Please copy out, line for line, the part of the material below that opens with the line containing "546, 580, 566]" and closes with the line containing "x-axis-title: FL 1", including both of those lines.

** Start Data supplied **

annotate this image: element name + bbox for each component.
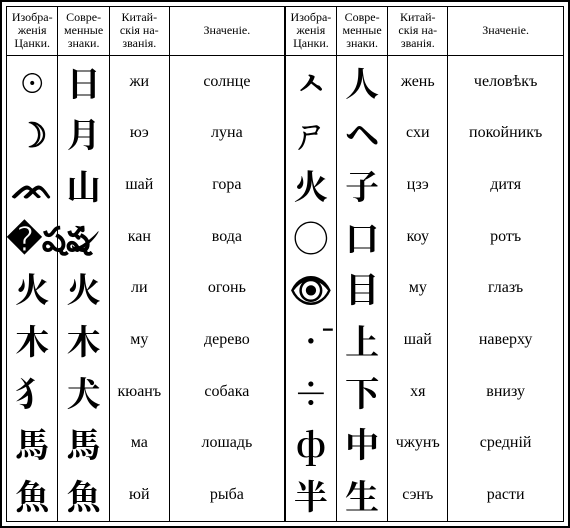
table-row: 火火лиогонь👁︎目муглазъ <box>7 262 564 314</box>
table-row: ☽月юэлунаㄕヘсхипокойникъ <box>7 107 564 159</box>
chinese-name: жень <box>388 55 448 107</box>
ancient-glyph: ф <box>285 417 336 469</box>
meaning: дерево <box>169 314 285 366</box>
meaning: огонь <box>169 262 285 314</box>
header-col2: Совре- менные знаки. <box>58 7 109 56</box>
table-row: 木木мудерево•̄上шайнаверху <box>7 314 564 366</box>
modern-sign: 犬 <box>58 366 109 418</box>
chinese-name: му <box>388 262 448 314</box>
modern-sign: 魚 <box>58 469 109 521</box>
table: Изобра- женія Цанки. Совре- менные знаки… <box>6 6 564 522</box>
ancient-glyph: ÷ <box>285 366 336 418</box>
meaning: внизу <box>448 366 564 418</box>
chinese-name: юй <box>109 469 169 521</box>
modern-sign: 日 <box>58 55 109 107</box>
table-row: 犭犬кюанъсобака÷下хявнизу <box>7 366 564 418</box>
modern-sign: 子 <box>336 159 387 211</box>
chinese-name: кюанъ <box>109 366 169 418</box>
table-row: 馬馬малошадьф中чжунъсредній <box>7 417 564 469</box>
meaning: расти <box>448 469 564 521</box>
chinese-name: чжунъ <box>388 417 448 469</box>
ancient-glyph: 火 <box>7 262 58 314</box>
meaning: рыба <box>169 469 285 521</box>
ancient-glyph: 魚 <box>7 469 58 521</box>
header-col7: Китай- скія на- званія. <box>388 7 448 56</box>
header-col6: Совре- менные знаки. <box>336 7 387 56</box>
meaning: лошадь <box>169 417 285 469</box>
chinese-name: шай <box>109 159 169 211</box>
ancient-glyph: 犭 <box>7 366 58 418</box>
meaning: дитя <box>448 159 564 211</box>
meaning: человѣкъ <box>448 55 564 107</box>
chinese-name: му <box>109 314 169 366</box>
modern-sign: 火 <box>58 262 109 314</box>
ancient-glyph: 木 <box>7 314 58 366</box>
header-col3: Китай- скія на- званія. <box>109 7 169 56</box>
modern-sign: 山 <box>58 159 109 211</box>
ancient-glyph: ᨏ <box>7 159 58 211</box>
ancient-glyph: ☽ <box>7 107 58 159</box>
table-row: ☉日жисолнцеㅅ人женьчеловѣкъ <box>7 55 564 107</box>
ancient-glyph: •̄ <box>285 314 336 366</box>
table-row: �షషシканвода◯口коуротъ <box>7 211 564 263</box>
meaning: ротъ <box>448 211 564 263</box>
modern-sign: 馬 <box>58 417 109 469</box>
chinese-name: шай <box>388 314 448 366</box>
modern-sign: 中 <box>336 417 387 469</box>
modern-sign: 木 <box>58 314 109 366</box>
modern-sign: 目 <box>336 262 387 314</box>
chinese-name: хя <box>388 366 448 418</box>
ancient-glyph: �షష <box>7 211 58 263</box>
header-col4: Значеніе. <box>169 7 285 56</box>
meaning: собака <box>169 366 285 418</box>
header-col8: Значеніе. <box>448 7 564 56</box>
meaning: луна <box>169 107 285 159</box>
meaning: гора <box>169 159 285 211</box>
meaning: наверху <box>448 314 564 366</box>
meaning: средній <box>448 417 564 469</box>
chinese-name: схи <box>388 107 448 159</box>
modern-sign: 上 <box>336 314 387 366</box>
modern-sign: ヘ <box>336 107 387 159</box>
chinese-name: жи <box>109 55 169 107</box>
table-row: ᨏ山шайгора⽕子цзэдитя <box>7 159 564 211</box>
chinese-name: ли <box>109 262 169 314</box>
meaning: вода <box>169 211 285 263</box>
chinese-name: ма <box>109 417 169 469</box>
modern-sign: 月 <box>58 107 109 159</box>
modern-sign: 人 <box>336 55 387 107</box>
modern-sign: 下 <box>336 366 387 418</box>
ancient-glyph: ㄕ <box>285 107 336 159</box>
chinese-characters-table: Изобра- женія Цанки. Совре- менные знаки… <box>0 0 570 528</box>
header-col5: Изобра- женія Цанки. <box>285 7 336 56</box>
chinese-name: кан <box>109 211 169 263</box>
ancient-glyph: ㅅ <box>285 55 336 107</box>
meaning: глазъ <box>448 262 564 314</box>
table-row: 魚魚юйрыба半生сэнърасти <box>7 469 564 521</box>
ancient-glyph: 馬 <box>7 417 58 469</box>
chinese-name: цзэ <box>388 159 448 211</box>
meaning: покойникъ <box>448 107 564 159</box>
ancient-glyph: ◯ <box>285 211 336 263</box>
chinese-name: юэ <box>109 107 169 159</box>
modern-sign: 口 <box>336 211 387 263</box>
meaning: солнце <box>169 55 285 107</box>
chinese-name: коу <box>388 211 448 263</box>
ancient-glyph: ⽕ <box>285 159 336 211</box>
chinese-name: сэнъ <box>388 469 448 521</box>
header-row: Изобра- женія Цанки. Совре- менные знаки… <box>7 7 564 56</box>
ancient-glyph: ☉ <box>7 55 58 107</box>
ancient-glyph: 半 <box>285 469 336 521</box>
ancient-glyph: 👁︎ <box>285 262 336 314</box>
header-col1: Изобра- женія Цанки. <box>7 7 58 56</box>
modern-sign: 生 <box>336 469 387 521</box>
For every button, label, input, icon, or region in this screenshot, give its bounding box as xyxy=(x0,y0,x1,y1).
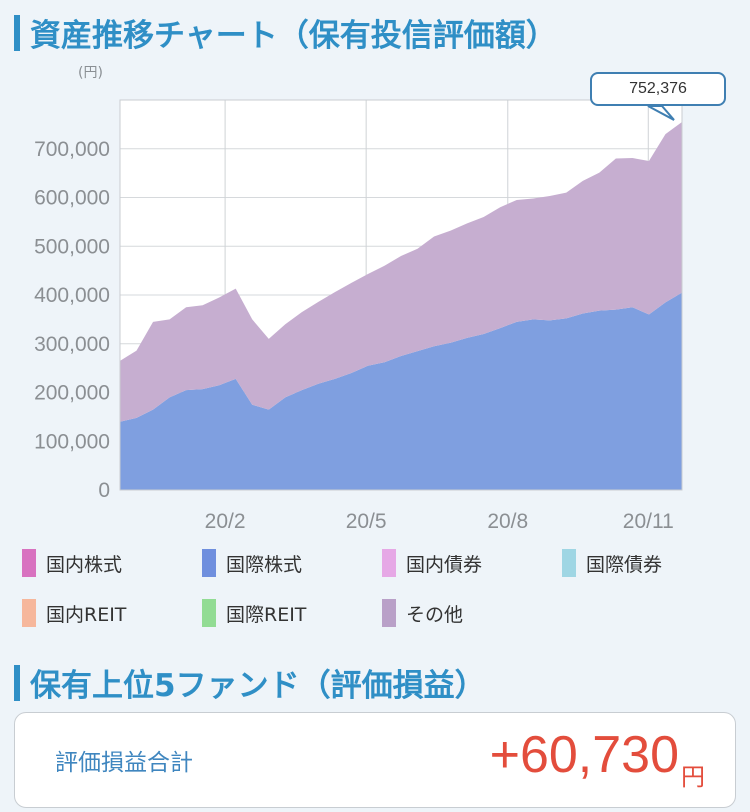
x-tick-label: 20/8 xyxy=(487,510,528,533)
y-tick-label: 0 xyxy=(98,479,110,502)
profit-summary-unit: 円 xyxy=(681,763,705,791)
y-tick-label: 500,000 xyxy=(34,235,110,258)
legend-swatch xyxy=(382,549,396,577)
x-tick-label: 20/5 xyxy=(346,510,387,533)
legend-label: 国内株式 xyxy=(46,553,123,576)
legend-item[interactable]: 国内株式 xyxy=(22,548,202,578)
legend-swatch xyxy=(562,549,576,577)
chart-legend: 国内株式 国際株式 国内債券 国際債券国内REIT 国際REIT その他 xyxy=(22,548,742,628)
legend-swatch xyxy=(22,599,36,627)
callout-pointer xyxy=(647,105,675,121)
title-accent-bar xyxy=(14,14,20,51)
series-area-other xyxy=(120,121,682,422)
legend-swatch xyxy=(22,549,36,577)
legend-label: 国際REIT xyxy=(226,603,307,626)
series-area-international-stocks xyxy=(120,292,682,490)
latest-value-text: 752,376 xyxy=(629,80,687,97)
legend-label: 国際株式 xyxy=(226,553,303,576)
title-accent-bar xyxy=(14,664,20,701)
legend-label: その他 xyxy=(406,603,464,626)
legend-item[interactable]: 国内REIT xyxy=(22,598,202,628)
legend-item[interactable]: その他 xyxy=(382,598,562,628)
legend-item[interactable]: 国際債券 xyxy=(562,548,742,578)
legend-item[interactable]: 国内債券 xyxy=(382,548,562,578)
y-unit-label: (円) xyxy=(78,65,103,81)
top-funds-title-text: 保有上位5ファンド（評価損益） xyxy=(30,668,486,704)
y-tick-label: 600,000 xyxy=(34,187,110,210)
y-tick-label: 100,000 xyxy=(34,430,110,453)
y-tick-label: 200,000 xyxy=(34,382,110,405)
legend-swatch xyxy=(382,599,396,627)
legend-label: 国内債券 xyxy=(406,553,483,576)
x-tick-label: 20/2 xyxy=(205,510,246,533)
legend-label: 国際債券 xyxy=(586,553,663,576)
profit-summary-label: 評価損益合計 xyxy=(55,750,193,776)
legend-label: 国内REIT xyxy=(46,603,127,626)
legend-swatch xyxy=(202,549,216,577)
y-tick-label: 700,000 xyxy=(34,138,110,161)
chart-title-text: 資産推移チャート（保有投信評価額） xyxy=(30,18,557,54)
profit-summary-card[interactable]: 評価損益合計 +60,730 円 xyxy=(14,712,736,808)
y-tick-label: 300,000 xyxy=(34,333,110,356)
plot-frame xyxy=(119,99,683,491)
top-funds-section-title: 保有上位5ファンド（評価損益） xyxy=(14,660,486,705)
legend-swatch xyxy=(202,599,216,627)
legend-item[interactable]: 国際REIT xyxy=(202,598,382,628)
profit-summary-value: +60,730 xyxy=(489,726,679,784)
chart-section-title: 資産推移チャート（保有投信評価額） xyxy=(14,10,557,55)
asset-chart[interactable]: 0 100,000 200,000 300,000 400,000 500,000 600,… xyxy=(0,0,750,540)
x-tick-label: 20/11 xyxy=(623,510,674,533)
legend-item[interactable]: 国際株式 xyxy=(202,548,382,578)
y-tick-label: 400,000 xyxy=(34,284,110,307)
latest-value-callout: 752,376 xyxy=(590,72,726,106)
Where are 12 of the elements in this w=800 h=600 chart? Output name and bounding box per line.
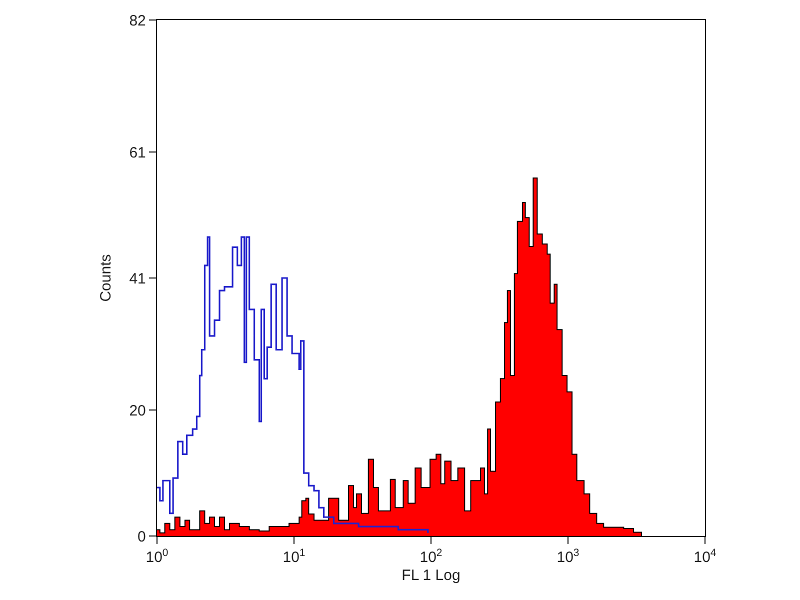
x-tick-label: 10$^{3}$ bbox=[556, 546, 580, 566]
y-tick-label: 20 bbox=[129, 402, 146, 420]
y-tick-label: 61 bbox=[129, 144, 146, 162]
y-tick-label: 41 bbox=[129, 270, 146, 288]
y-tick-label: 0 bbox=[138, 528, 146, 546]
x-tick-label: 10$^{1}$ bbox=[282, 546, 306, 566]
x-tick-label: 10$^{4}$ bbox=[694, 546, 716, 566]
x-axis-title: FL 1 Log bbox=[402, 567, 460, 584]
x-tick-label: 10$^{0}$ bbox=[146, 546, 168, 566]
x-tick-label: 10$^{2}$ bbox=[420, 546, 442, 566]
y-axis-title: Counts bbox=[97, 254, 114, 302]
y-tick-label: 82 bbox=[129, 12, 146, 30]
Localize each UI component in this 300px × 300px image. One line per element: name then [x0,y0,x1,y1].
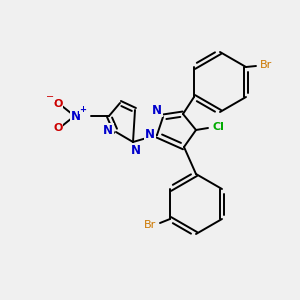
Text: −: − [46,92,54,102]
Text: Br: Br [144,220,156,230]
Text: N: N [103,124,113,136]
Text: N: N [71,110,81,122]
Text: O: O [53,123,63,133]
Text: Br: Br [260,60,272,70]
Text: O: O [53,99,63,109]
Text: Cl: Cl [212,122,224,132]
Text: +: + [80,104,86,113]
Text: N: N [145,128,155,142]
Text: N: N [152,103,162,116]
Text: N: N [131,143,141,157]
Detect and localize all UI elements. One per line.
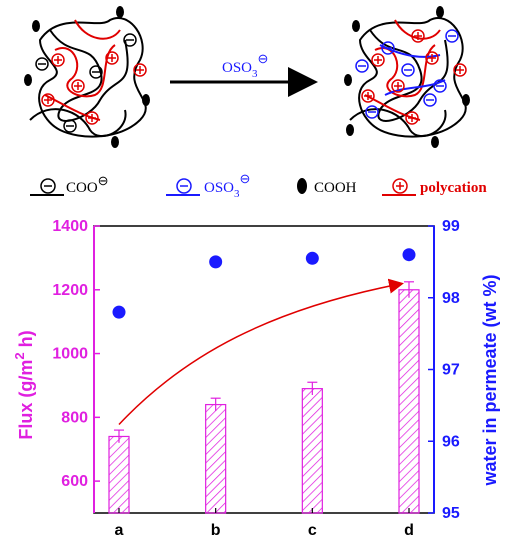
y-left-tick-label: 1400 [52, 218, 88, 235]
trend-arrow [118, 278, 404, 425]
reaction-scheme: OSO3⊖ [24, 6, 487, 200]
flux-bar [398, 289, 420, 514]
water-content-point [209, 255, 223, 269]
cooh-droplet-icon [297, 178, 307, 194]
y-left-tick-label: 800 [61, 409, 88, 426]
legend-oso3: OSO3⊖ [166, 171, 250, 200]
polycation-icon [392, 178, 408, 194]
flux-bar [301, 388, 323, 514]
flux-bar [205, 403, 227, 514]
legend-polycation: polycation [382, 178, 487, 196]
reaction-arrow-label: OSO3⊖ [222, 51, 268, 80]
x-tick-label: b [211, 522, 221, 539]
water-content-point [305, 251, 319, 265]
legend-polycation-label: polycation [420, 180, 487, 196]
legend-coo-label: COO [66, 180, 98, 196]
y-left-tick-label: 600 [61, 473, 88, 490]
polymer-network-before [24, 6, 150, 148]
x-tick-label: c [308, 522, 317, 539]
x-tick-label: a [115, 522, 124, 539]
coo-icon [40, 178, 56, 194]
x-tick-label: d [404, 522, 414, 539]
oso3-icon [176, 178, 192, 194]
polymer-network-after [344, 6, 470, 148]
y-right-tick-label: 99 [442, 218, 460, 235]
water-content-point [402, 248, 416, 262]
y-right-tick-label: 95 [442, 505, 460, 522]
flux-bar [108, 435, 130, 514]
legend-cooh-label: COOH [314, 180, 357, 196]
legend-coo: COO⊖ [30, 173, 109, 196]
y-axis-right-title: water in permeate (wt %) [480, 274, 500, 486]
legend-oso3-label: OSO [204, 180, 234, 196]
legend-cooh: COOH [297, 178, 357, 196]
y-right-tick-label: 96 [442, 433, 460, 450]
y-left-tick-label: 1200 [52, 282, 88, 299]
y-right-tick-label: 98 [442, 290, 460, 307]
y-right-tick-label: 97 [442, 362, 460, 379]
svg-text:COO⊖: COO⊖ [66, 173, 109, 196]
y-left-tick-label: 1000 [52, 346, 88, 363]
y-axis-left-title: Flux (g/m2 h) [12, 330, 36, 439]
flux-water-chart: 600 800 1000 1200 1400 95 96 97 98 99 a b c d Flux (g… [12, 218, 500, 539]
scheme-legend: COO⊖ OSO3⊖ COOH polycation [30, 171, 487, 200]
svg-text:OSO3⊖: OSO3⊖ [204, 171, 250, 200]
water-content-point [112, 305, 126, 319]
svg-text:water in permeate (wt %): water in permeate (wt %) [480, 274, 500, 486]
svg-text:Flux (g/m2 h): Flux (g/m2 h) [12, 330, 36, 439]
plot-frame [93, 225, 435, 514]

** End Data supplied **

**Solution below:**
x-tick-label: 10$^{3}$ bbox=[556, 546, 580, 566]
y-tick-label: 20 bbox=[129, 402, 146, 420]
y-tick-label: 61 bbox=[129, 144, 146, 162]
y-tick-label: 41 bbox=[129, 270, 146, 288]
y-tick-label: 0 bbox=[138, 528, 146, 546]
x-tick-label: 10$^{1}$ bbox=[282, 546, 306, 566]
x-tick-label: 10$^{4}$ bbox=[694, 546, 716, 566]
x-axis-title: FL 1 Log bbox=[402, 567, 460, 584]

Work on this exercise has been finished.